**PROBLEM**
Print every line from the beginning of the records through the line containing "Point: [169, 680, 191, 694]", reproducing each one character for character.

[Lines excerpted from a collection]
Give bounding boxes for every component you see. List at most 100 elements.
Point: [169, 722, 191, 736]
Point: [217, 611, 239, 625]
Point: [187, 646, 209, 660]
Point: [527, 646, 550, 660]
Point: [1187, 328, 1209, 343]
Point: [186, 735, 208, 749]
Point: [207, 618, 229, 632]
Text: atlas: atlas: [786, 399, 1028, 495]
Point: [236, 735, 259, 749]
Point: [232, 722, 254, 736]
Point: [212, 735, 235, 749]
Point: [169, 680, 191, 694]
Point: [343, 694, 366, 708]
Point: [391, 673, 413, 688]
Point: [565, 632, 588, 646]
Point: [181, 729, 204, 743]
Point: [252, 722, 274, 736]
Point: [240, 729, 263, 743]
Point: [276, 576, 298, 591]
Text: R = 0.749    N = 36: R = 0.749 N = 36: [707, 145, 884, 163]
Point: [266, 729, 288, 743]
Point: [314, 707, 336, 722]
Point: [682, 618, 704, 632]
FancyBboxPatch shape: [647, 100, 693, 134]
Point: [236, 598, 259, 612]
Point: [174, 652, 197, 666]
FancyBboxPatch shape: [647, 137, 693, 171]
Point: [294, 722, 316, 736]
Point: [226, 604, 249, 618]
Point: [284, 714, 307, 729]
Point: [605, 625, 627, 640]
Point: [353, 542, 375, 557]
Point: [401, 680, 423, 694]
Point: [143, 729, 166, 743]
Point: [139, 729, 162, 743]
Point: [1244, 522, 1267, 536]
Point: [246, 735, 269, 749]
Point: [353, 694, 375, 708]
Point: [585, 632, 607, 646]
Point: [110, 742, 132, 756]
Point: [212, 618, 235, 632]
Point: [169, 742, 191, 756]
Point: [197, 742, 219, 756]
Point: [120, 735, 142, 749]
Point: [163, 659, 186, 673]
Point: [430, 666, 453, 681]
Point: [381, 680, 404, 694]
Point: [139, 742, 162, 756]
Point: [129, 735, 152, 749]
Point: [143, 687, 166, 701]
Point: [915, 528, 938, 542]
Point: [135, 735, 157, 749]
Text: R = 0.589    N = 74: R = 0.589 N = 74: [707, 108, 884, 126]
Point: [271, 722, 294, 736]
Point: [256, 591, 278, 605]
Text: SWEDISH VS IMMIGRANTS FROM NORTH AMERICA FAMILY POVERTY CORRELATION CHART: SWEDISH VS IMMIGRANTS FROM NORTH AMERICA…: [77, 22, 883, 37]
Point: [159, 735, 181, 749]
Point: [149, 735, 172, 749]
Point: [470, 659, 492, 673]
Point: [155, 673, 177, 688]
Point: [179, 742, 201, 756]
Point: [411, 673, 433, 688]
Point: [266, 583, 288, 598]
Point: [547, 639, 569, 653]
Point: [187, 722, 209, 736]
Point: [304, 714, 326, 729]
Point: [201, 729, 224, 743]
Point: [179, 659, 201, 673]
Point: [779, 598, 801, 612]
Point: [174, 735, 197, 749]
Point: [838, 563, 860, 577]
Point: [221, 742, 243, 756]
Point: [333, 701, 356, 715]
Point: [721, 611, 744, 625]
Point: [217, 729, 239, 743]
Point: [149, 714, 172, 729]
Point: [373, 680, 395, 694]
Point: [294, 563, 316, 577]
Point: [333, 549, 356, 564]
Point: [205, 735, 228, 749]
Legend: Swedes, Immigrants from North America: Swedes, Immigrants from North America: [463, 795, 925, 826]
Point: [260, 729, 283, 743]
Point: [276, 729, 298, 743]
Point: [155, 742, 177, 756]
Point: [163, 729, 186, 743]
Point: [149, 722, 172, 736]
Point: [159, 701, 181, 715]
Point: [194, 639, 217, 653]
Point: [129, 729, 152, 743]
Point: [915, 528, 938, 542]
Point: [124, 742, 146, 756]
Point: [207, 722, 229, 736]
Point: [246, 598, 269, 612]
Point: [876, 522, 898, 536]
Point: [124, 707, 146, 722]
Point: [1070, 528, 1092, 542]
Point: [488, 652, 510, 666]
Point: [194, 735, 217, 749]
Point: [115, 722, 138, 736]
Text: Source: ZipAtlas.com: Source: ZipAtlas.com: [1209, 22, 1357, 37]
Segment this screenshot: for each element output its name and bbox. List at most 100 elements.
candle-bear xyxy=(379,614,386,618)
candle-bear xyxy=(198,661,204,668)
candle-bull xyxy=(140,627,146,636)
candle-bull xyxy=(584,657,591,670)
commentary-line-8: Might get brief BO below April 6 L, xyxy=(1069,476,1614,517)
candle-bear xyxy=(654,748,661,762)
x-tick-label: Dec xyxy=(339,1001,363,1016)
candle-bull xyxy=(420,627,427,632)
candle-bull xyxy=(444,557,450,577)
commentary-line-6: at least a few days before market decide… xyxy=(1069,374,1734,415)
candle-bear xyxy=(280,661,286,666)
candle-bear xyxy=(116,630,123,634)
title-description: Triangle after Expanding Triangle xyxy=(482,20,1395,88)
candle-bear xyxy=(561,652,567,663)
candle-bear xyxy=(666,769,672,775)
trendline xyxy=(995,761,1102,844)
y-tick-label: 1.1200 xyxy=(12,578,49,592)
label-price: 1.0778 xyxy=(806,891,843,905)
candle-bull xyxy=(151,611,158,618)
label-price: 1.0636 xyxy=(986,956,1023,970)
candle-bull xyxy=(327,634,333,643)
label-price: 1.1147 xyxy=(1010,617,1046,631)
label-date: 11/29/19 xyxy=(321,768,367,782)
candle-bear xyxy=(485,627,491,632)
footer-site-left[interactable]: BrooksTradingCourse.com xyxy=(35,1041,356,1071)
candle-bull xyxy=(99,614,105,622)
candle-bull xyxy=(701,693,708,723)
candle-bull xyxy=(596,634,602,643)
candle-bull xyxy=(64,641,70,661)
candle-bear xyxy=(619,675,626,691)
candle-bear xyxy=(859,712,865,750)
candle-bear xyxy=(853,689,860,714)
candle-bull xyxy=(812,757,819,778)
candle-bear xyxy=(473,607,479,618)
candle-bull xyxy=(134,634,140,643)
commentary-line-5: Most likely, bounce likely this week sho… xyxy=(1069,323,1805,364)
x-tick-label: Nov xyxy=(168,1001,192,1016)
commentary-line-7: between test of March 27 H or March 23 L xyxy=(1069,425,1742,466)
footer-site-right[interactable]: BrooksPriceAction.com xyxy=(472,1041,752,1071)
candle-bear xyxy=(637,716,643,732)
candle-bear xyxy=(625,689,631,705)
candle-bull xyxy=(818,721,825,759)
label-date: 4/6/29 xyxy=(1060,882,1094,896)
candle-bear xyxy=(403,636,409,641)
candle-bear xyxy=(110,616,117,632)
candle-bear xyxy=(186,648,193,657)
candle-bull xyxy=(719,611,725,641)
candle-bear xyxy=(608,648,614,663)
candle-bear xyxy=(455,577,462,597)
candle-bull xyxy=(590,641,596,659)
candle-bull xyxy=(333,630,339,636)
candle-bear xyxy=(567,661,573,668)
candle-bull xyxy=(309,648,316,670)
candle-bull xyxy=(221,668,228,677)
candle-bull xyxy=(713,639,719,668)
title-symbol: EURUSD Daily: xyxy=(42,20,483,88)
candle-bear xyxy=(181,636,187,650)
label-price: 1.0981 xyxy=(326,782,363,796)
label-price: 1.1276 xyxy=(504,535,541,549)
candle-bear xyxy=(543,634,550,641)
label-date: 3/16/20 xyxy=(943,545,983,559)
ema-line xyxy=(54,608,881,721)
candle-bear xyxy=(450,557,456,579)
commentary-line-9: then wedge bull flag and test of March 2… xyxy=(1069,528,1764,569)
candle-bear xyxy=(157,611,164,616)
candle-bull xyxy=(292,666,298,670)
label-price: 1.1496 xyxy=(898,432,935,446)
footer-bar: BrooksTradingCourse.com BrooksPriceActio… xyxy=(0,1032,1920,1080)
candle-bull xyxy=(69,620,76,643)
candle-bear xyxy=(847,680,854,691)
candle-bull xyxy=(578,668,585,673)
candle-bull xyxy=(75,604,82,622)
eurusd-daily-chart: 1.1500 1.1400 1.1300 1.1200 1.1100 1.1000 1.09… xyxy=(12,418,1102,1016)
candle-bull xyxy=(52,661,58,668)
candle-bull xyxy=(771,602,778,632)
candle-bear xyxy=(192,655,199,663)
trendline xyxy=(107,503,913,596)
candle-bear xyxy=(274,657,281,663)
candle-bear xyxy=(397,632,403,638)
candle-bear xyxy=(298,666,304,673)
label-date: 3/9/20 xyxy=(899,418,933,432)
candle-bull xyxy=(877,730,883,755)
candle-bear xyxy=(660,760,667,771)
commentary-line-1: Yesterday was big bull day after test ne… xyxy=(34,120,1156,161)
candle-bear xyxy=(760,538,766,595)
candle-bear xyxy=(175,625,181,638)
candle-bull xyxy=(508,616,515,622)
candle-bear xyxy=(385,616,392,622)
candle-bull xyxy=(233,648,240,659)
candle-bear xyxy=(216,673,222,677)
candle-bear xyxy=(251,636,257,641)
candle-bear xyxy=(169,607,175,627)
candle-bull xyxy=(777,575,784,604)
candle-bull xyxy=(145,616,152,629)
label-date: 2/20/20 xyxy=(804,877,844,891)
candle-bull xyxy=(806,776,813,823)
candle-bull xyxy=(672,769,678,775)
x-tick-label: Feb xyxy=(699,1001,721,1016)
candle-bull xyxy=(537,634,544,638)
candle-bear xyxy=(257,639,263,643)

**WRITTEN RESPONSE**
Give bounding boxes for every component you see. List at most 100 elements.
Point: [169, 722, 191, 736]
Point: [217, 611, 239, 625]
Point: [187, 646, 209, 660]
Point: [527, 646, 550, 660]
Point: [1187, 328, 1209, 343]
Point: [186, 735, 208, 749]
Point: [207, 618, 229, 632]
Text: atlas: atlas: [786, 399, 1028, 495]
Point: [236, 735, 259, 749]
Point: [232, 722, 254, 736]
Point: [212, 735, 235, 749]
Point: [169, 680, 191, 694]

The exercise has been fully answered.